**A run of records:**

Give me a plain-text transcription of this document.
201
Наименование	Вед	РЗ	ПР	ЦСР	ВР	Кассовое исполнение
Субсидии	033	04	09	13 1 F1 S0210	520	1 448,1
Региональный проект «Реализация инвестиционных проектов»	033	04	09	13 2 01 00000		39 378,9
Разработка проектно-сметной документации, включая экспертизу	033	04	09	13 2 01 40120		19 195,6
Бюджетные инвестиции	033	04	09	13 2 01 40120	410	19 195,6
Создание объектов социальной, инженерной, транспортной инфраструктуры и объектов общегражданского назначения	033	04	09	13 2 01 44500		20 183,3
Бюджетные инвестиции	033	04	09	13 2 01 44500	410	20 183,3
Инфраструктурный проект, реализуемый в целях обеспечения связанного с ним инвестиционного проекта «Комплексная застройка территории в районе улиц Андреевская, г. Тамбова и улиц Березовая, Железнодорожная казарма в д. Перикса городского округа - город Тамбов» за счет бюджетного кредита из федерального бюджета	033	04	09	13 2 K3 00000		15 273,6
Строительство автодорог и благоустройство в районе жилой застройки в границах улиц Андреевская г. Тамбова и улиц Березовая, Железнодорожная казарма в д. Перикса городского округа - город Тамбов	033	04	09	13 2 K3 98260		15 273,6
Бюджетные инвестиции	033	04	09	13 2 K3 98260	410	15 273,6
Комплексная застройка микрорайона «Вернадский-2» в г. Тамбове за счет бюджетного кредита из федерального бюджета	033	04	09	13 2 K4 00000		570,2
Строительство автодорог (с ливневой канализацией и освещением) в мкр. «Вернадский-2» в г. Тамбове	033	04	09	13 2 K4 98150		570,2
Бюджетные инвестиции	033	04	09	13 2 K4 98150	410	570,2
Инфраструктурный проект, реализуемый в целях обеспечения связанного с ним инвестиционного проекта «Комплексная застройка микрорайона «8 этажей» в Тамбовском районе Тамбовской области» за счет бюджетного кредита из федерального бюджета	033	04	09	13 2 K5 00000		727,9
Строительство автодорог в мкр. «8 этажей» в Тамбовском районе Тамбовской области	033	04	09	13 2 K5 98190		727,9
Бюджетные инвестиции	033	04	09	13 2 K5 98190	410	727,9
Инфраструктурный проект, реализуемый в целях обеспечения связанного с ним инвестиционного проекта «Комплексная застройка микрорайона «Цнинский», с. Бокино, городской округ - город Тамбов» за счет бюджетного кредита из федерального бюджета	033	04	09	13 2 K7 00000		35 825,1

**Directions:**
Return all of the data precisely as it appears.

**Answer in full:**
Give me a plain-text transcription of this document.
201
Наименование	Вед	РЗ	ПР	ЦСР	ВР	Кассовое исполнение
Субсидии	033	04	09	13 1 F1 S0210	520	1 448,1
Региональный проект «Реализация инвестиционных проектов»	033	04	09	13 2 01 00000		39 378,9
Разработка проектно-сметной документации, включая экспертизу	033	04	09	13 2 01 40120		19 195,6
Бюджетные инвестиции	033	04	09	13 2 01 40120	410	19 195,6
Создание объектов социальной, инженерной, транспортной инфраструктуры и объектов общегражданского назначения	033	04	09	13 2 01 44500		20 183,3
Бюджетные инвестиции	033	04	09	13 2 01 44500	410	20 183,3
Инфраструктурный проект, реализуемый в целях обеспечения связанного с ним инвестиционного проекта «Комплексная застройка территории в районе улиц Андреевская, г. Тамбова и улиц Березовая, Железнодорожная казарма в д. Перикса городского округа - город Тамбов» за счет бюджетного кредита из федерального бюджета	033	04	09	13 2 K3 00000		15 273,6
Строительство автодорог и благоустройство в районе жилой застройки в границах улиц Андреевская г. Тамбова и улиц Березовая, Железнодорожная казарма в д. Перикса городского округа - город Тамбов	033	04	09	13 2 K3 98260		15 273,6
Бюджетные инвестиции	033	04	09	13 2 K3 98260	410	15 273,6
Комплексная застройка микрорайона «Вернадский-2» в г. Тамбове за счет бюджетного кредита из федерального бюджета	033	04	09	13 2 K4 00000		570,2
Строительство автодорог (с ливневой канализацией и освещением) в мкр. «Вернадский-2» в г. Тамбове	033	04	09	13 2 K4 98150		570,2
Бюджетные инвестиции	033	04	09	13 2 K4 98150	410	570,2
Инфраструктурный проект, реализуемый в целях обеспечения связанного с ним инвестиционного проекта «Комплексная застройка микрорайона «8 этажей» в Тамбовском районе Тамбовской области» за счет бюджетного кредита из федерального бюджета	033	04	09	13 2 K5 00000		727,9
Строительство автодорог в мкр. «8 этажей» в Тамбовском районе Тамбовской области	033	04	09	13 2 K5 98190		727,9
Бюджетные инвестиции	033	04	09	13 2 K5 98190	410	727,9
Инфраструктурный проект, реализуемый в целях обеспечения связанного с ним инвестиционного проекта «Комплексная застройка микрорайона «Цнинский», с. Бокино, городской округ - город Тамбов» за счет бюджетного кредита из федерального бюджета	033	04	09	13 2 K7 00000		35 825,1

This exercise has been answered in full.